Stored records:
- - - -
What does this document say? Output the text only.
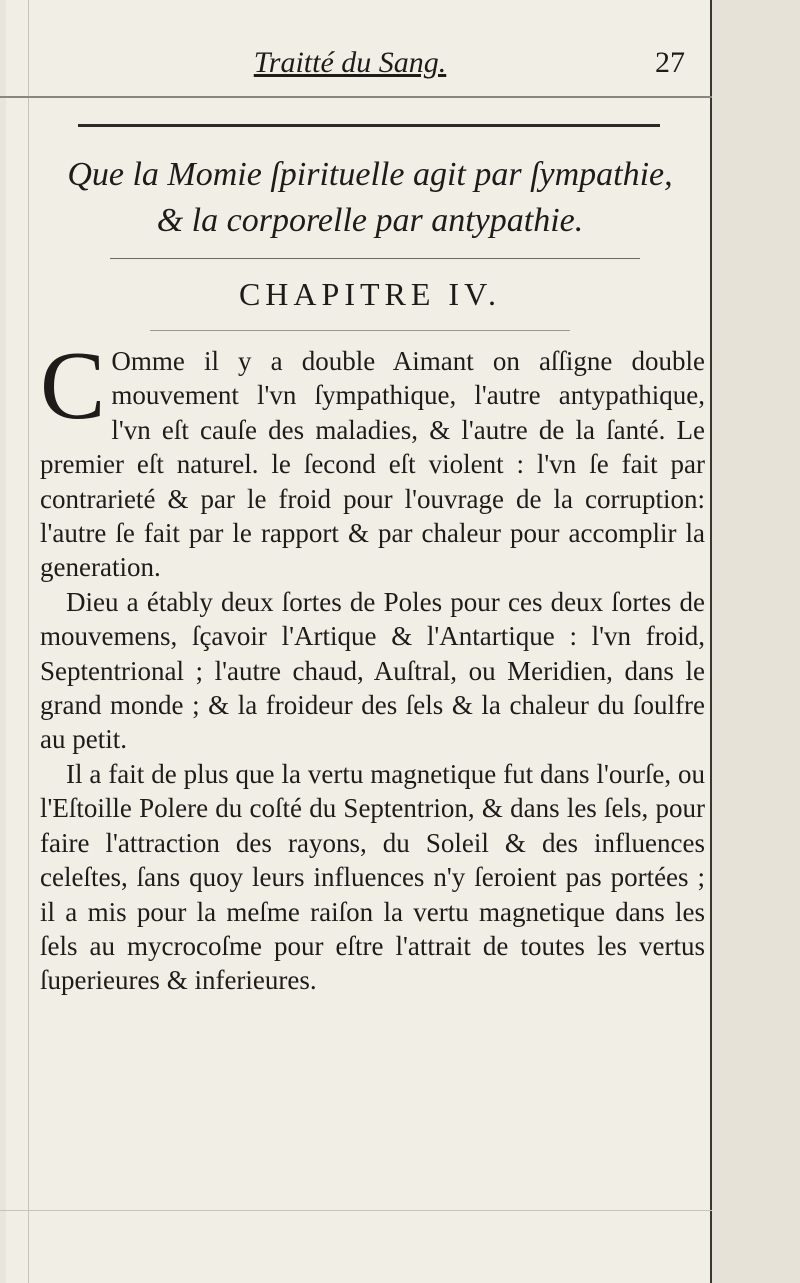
Traitté du Sang.	27
Que la Momie ſpirituelle agit par ſympathie,
& la corporelle par antypathie.
CHAPITRE IV.

C Omme il y a double Aimant on aſſigne double mouvement l'vn ſympathique, l'autre antypathique, l'vn eſt cauſe des maladies, & l'autre de la ſanté. Le premier eſt naturel. le ſecond eſt violent : l'vn ſe fait par contrarieté & par le froid pour l'ouvrage de la corruption: l'autre ſe fait par le rapport & par chaleur pour accomplir la generation.

Dieu a étably deux ſortes de Poles pour ces deux ſortes de mouvemens, ſçavoir l'Artique & l'Antartique : l'vn froid, Septentrional ; l'autre chaud, Auſtral, ou Meridien, dans le grand monde ; & la froideur des ſels & la chaleur du ſoulfre au petit.

Il a fait de plus que la vertu magnetique fut dans l'ourſe, ou l'Eſtoille Polere du coſté du Septentrion, & dans les ſels, pour faire l'attraction des rayons, du Soleil & des influences celeſtes, ſans quoy leurs influences n'y ſeroient pas portées ; il a mis pour la meſme raiſon la vertu magnetique dans les ſels au mycrocoſme pour eſtre l'attrait de toutes les vertus ſuperieures & inferieures.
- - - -
GIVEN EXERCISE: Omit the pictures. Output every record above word for word.

RESULT FOR THIS TASK:
What does this document say? Output the text only.
Traitté du Sang.	27
Que la Momie ſpirituelle agit par ſympathie,
& la corporelle par antypathie.
CHAPITRE IV.

C Omme il y a double Aimant on aſſigne double mouvement l'vn ſympathique, l'autre antypathique, l'vn eſt cauſe des maladies, & l'autre de la ſanté. Le premier eſt naturel. le ſecond eſt violent : l'vn ſe fait par contrarieté & par le froid pour l'ouvrage de la corruption: l'autre ſe fait par le rapport & par chaleur pour accomplir la generation.

Dieu a étably deux ſortes de Poles pour ces deux ſortes de mouvemens, ſçavoir l'Artique & l'Antartique : l'vn froid, Septentrional ; l'autre chaud, Auſtral, ou Meridien, dans le grand monde ; & la froideur des ſels & la chaleur du ſoulfre au petit.

Il a fait de plus que la vertu magnetique fut dans l'ourſe, ou l'Eſtoille Polere du coſté du Septentrion, & dans les ſels, pour faire l'attraction des rayons, du Soleil & des influences celeſtes, ſans quoy leurs influences n'y ſeroient pas portées ; il a mis pour la meſme raiſon la vertu magnetique dans les ſels au mycrocoſme pour eſtre l'attrait de toutes les vertus ſuperieures & inferieures.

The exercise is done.